(Saved entries)
BEGIN
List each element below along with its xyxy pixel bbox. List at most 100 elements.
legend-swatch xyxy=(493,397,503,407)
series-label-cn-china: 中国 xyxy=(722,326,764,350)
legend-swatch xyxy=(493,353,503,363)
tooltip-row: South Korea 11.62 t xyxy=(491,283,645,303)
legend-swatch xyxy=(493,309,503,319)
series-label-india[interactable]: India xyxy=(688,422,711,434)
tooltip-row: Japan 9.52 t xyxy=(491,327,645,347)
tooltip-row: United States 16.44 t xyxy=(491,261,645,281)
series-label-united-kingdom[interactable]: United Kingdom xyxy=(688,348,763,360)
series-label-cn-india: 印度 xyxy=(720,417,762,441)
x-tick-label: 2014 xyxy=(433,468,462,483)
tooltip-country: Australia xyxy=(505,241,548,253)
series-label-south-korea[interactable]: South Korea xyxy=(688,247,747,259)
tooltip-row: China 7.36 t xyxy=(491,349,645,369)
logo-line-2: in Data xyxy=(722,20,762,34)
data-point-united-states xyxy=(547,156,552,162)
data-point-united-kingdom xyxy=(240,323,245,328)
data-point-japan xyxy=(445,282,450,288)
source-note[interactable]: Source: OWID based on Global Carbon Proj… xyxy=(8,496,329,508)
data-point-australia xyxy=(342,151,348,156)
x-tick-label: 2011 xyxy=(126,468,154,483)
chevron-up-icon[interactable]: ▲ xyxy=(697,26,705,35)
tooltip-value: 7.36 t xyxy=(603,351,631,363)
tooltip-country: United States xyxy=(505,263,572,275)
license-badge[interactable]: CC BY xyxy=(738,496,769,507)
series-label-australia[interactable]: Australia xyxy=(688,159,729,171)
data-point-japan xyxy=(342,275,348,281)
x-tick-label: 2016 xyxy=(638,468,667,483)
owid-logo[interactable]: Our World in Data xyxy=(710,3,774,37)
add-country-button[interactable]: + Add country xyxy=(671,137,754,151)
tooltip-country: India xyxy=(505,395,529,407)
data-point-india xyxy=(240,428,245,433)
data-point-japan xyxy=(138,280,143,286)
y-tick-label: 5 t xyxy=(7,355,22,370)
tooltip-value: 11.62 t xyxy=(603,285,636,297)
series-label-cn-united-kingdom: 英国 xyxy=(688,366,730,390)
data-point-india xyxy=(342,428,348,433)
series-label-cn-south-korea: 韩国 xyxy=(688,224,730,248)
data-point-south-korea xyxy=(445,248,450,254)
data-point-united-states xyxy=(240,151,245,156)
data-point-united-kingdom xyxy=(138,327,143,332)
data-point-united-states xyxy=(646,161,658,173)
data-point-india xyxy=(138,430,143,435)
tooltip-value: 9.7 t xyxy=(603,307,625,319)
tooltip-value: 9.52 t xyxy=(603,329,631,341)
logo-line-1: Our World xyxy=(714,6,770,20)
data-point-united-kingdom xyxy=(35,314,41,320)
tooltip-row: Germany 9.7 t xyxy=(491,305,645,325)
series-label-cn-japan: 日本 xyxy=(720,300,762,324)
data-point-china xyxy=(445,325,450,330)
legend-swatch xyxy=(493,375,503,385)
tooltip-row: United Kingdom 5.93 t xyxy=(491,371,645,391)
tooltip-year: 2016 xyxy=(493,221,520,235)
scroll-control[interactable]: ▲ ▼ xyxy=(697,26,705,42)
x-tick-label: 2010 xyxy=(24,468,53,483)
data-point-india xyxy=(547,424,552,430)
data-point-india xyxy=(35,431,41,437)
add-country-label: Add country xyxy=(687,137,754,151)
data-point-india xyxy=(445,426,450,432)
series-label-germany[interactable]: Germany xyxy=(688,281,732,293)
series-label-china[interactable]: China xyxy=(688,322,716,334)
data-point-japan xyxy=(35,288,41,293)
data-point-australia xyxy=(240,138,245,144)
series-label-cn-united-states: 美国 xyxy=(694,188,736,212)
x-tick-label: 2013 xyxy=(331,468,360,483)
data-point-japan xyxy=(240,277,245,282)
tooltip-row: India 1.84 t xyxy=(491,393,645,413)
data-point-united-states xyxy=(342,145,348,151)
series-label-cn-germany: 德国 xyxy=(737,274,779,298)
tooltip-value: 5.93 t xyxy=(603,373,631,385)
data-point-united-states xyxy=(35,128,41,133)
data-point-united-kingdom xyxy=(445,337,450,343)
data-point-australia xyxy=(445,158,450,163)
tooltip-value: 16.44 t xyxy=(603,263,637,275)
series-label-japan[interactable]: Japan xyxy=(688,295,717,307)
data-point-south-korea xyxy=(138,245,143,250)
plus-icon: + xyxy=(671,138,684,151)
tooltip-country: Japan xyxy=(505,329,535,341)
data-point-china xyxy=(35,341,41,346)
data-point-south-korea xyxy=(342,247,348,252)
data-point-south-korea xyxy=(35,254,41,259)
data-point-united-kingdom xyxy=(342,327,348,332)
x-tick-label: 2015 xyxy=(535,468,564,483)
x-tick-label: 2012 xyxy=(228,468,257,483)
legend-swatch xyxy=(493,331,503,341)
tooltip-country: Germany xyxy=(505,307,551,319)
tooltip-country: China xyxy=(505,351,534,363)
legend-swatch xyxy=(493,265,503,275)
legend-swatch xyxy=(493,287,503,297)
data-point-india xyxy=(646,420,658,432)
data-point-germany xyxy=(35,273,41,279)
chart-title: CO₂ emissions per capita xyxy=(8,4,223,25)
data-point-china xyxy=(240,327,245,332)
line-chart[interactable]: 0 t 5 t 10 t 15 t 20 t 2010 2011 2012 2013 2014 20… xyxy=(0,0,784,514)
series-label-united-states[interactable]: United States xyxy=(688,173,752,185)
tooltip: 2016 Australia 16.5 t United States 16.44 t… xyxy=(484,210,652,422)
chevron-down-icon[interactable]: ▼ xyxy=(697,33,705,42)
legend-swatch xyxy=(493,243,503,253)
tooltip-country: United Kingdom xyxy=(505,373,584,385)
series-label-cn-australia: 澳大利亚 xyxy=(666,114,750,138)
END
Quote every one of the saved entries above word for word, without changing anything.

List each element below along with its xyxy pixel bbox. List at most 100 elements.
legend-swatch xyxy=(493,397,503,407)
series-label-cn-china: 中国 xyxy=(722,326,764,350)
legend-swatch xyxy=(493,353,503,363)
tooltip-row: South Korea 11.62 t xyxy=(491,283,645,303)
legend-swatch xyxy=(493,309,503,319)
series-label-india[interactable]: India xyxy=(688,422,711,434)
tooltip-row: Japan 9.52 t xyxy=(491,327,645,347)
tooltip-row: United States 16.44 t xyxy=(491,261,645,281)
series-label-united-kingdom[interactable]: United Kingdom xyxy=(688,348,763,360)
series-label-cn-india: 印度 xyxy=(720,417,762,441)
x-tick-label: 2014 xyxy=(433,468,462,483)
tooltip-country: Australia xyxy=(505,241,548,253)
series-label-south-korea[interactable]: South Korea xyxy=(688,247,747,259)
tooltip-row: China 7.36 t xyxy=(491,349,645,369)
logo-line-2: in Data xyxy=(722,20,762,34)
data-point-united-states xyxy=(547,156,552,162)
data-point-united-kingdom xyxy=(240,323,245,328)
data-point-japan xyxy=(445,282,450,288)
source-note[interactable]: Source: OWID based on Global Carbon Proj… xyxy=(8,496,329,508)
data-point-australia xyxy=(342,151,348,156)
x-tick-label: 2011 xyxy=(126,468,154,483)
chevron-up-icon[interactable]: ▲ xyxy=(697,26,705,35)
tooltip-value: 7.36 t xyxy=(603,351,631,363)
tooltip-country: United States xyxy=(505,263,572,275)
license-badge[interactable]: CC BY xyxy=(738,496,769,507)
series-label-australia[interactable]: Australia xyxy=(688,159,729,171)
data-point-japan xyxy=(342,275,348,281)
x-tick-label: 2016 xyxy=(638,468,667,483)
owid-logo[interactable]: Our World in Data xyxy=(710,3,774,37)
add-country-button[interactable]: + Add country xyxy=(671,137,754,151)
tooltip-country: India xyxy=(505,395,529,407)
data-point-india xyxy=(240,428,245,433)
data-point-japan xyxy=(138,280,143,286)
y-tick-label: 5 t xyxy=(7,355,22,370)
tooltip-value: 11.62 t xyxy=(603,285,636,297)
series-label-cn-united-kingdom: 英国 xyxy=(688,366,730,390)
data-point-india xyxy=(342,428,348,433)
series-label-cn-south-korea: 韩国 xyxy=(688,224,730,248)
data-point-south-korea xyxy=(445,248,450,254)
data-point-united-states xyxy=(240,151,245,156)
data-point-united-kingdom xyxy=(138,327,143,332)
data-point-united-states xyxy=(646,161,658,173)
data-point-india xyxy=(138,430,143,435)
tooltip-value: 9.7 t xyxy=(603,307,625,319)
tooltip-value: 9.52 t xyxy=(603,329,631,341)
logo-line-1: Our World xyxy=(714,6,770,20)
data-point-united-kingdom xyxy=(35,314,41,320)
tooltip-row: Germany 9.7 t xyxy=(491,305,645,325)
series-label-cn-japan: 日本 xyxy=(720,300,762,324)
data-point-china xyxy=(445,325,450,330)
legend-swatch xyxy=(493,375,503,385)
tooltip-row: United Kingdom 5.93 t xyxy=(491,371,645,391)
tooltip-year: 2016 xyxy=(493,221,520,235)
scroll-control[interactable]: ▲ ▼ xyxy=(697,26,705,42)
x-tick-label: 2010 xyxy=(24,468,53,483)
data-point-india xyxy=(547,424,552,430)
data-point-india xyxy=(35,431,41,437)
add-country-label: Add country xyxy=(687,137,754,151)
data-point-india xyxy=(445,426,450,432)
series-label-germany[interactable]: Germany xyxy=(688,281,732,293)
series-label-china[interactable]: China xyxy=(688,322,716,334)
data-point-japan xyxy=(35,288,41,293)
data-point-australia xyxy=(240,138,245,144)
series-label-cn-united-states: 美国 xyxy=(694,188,736,212)
x-tick-label: 2013 xyxy=(331,468,360,483)
data-point-japan xyxy=(240,277,245,282)
tooltip-row: India 1.84 t xyxy=(491,393,645,413)
data-point-united-states xyxy=(342,145,348,151)
series-label-cn-germany: 德国 xyxy=(737,274,779,298)
tooltip-value: 5.93 t xyxy=(603,373,631,385)
data-point-united-states xyxy=(35,128,41,133)
data-point-united-kingdom xyxy=(445,337,450,343)
data-point-australia xyxy=(445,158,450,163)
tooltip-value: 16.44 t xyxy=(603,263,637,275)
series-label-japan[interactable]: Japan xyxy=(688,295,717,307)
data-point-south-korea xyxy=(138,245,143,250)
plus-icon: + xyxy=(671,138,684,151)
tooltip-country: Japan xyxy=(505,329,535,341)
data-point-china xyxy=(35,341,41,346)
data-point-south-korea xyxy=(342,247,348,252)
data-point-south-korea xyxy=(35,254,41,259)
data-point-united-kingdom xyxy=(342,327,348,332)
x-tick-label: 2015 xyxy=(535,468,564,483)
x-tick-label: 2012 xyxy=(228,468,257,483)
legend-swatch xyxy=(493,331,503,341)
tooltip-country: Germany xyxy=(505,307,551,319)
tooltip-country: China xyxy=(505,351,534,363)
legend-swatch xyxy=(493,265,503,275)
legend-swatch xyxy=(493,287,503,297)
data-point-india xyxy=(646,420,658,432)
data-point-germany xyxy=(35,273,41,279)
chart-title: CO₂ emissions per capita xyxy=(8,4,223,25)
data-point-china xyxy=(240,327,245,332)
line-chart[interactable]: 0 t 5 t 10 t 15 t 20 t 2010 2011 2012 2013 2014 20… xyxy=(0,0,784,514)
series-label-united-states[interactable]: United States xyxy=(688,173,752,185)
tooltip: 2016 Australia 16.5 t United States 16.44 t… xyxy=(484,210,652,422)
chevron-down-icon[interactable]: ▼ xyxy=(697,33,705,42)
legend-swatch xyxy=(493,243,503,253)
tooltip-country: United Kingdom xyxy=(505,373,584,385)
series-label-cn-australia: 澳大利亚 xyxy=(666,114,750,138)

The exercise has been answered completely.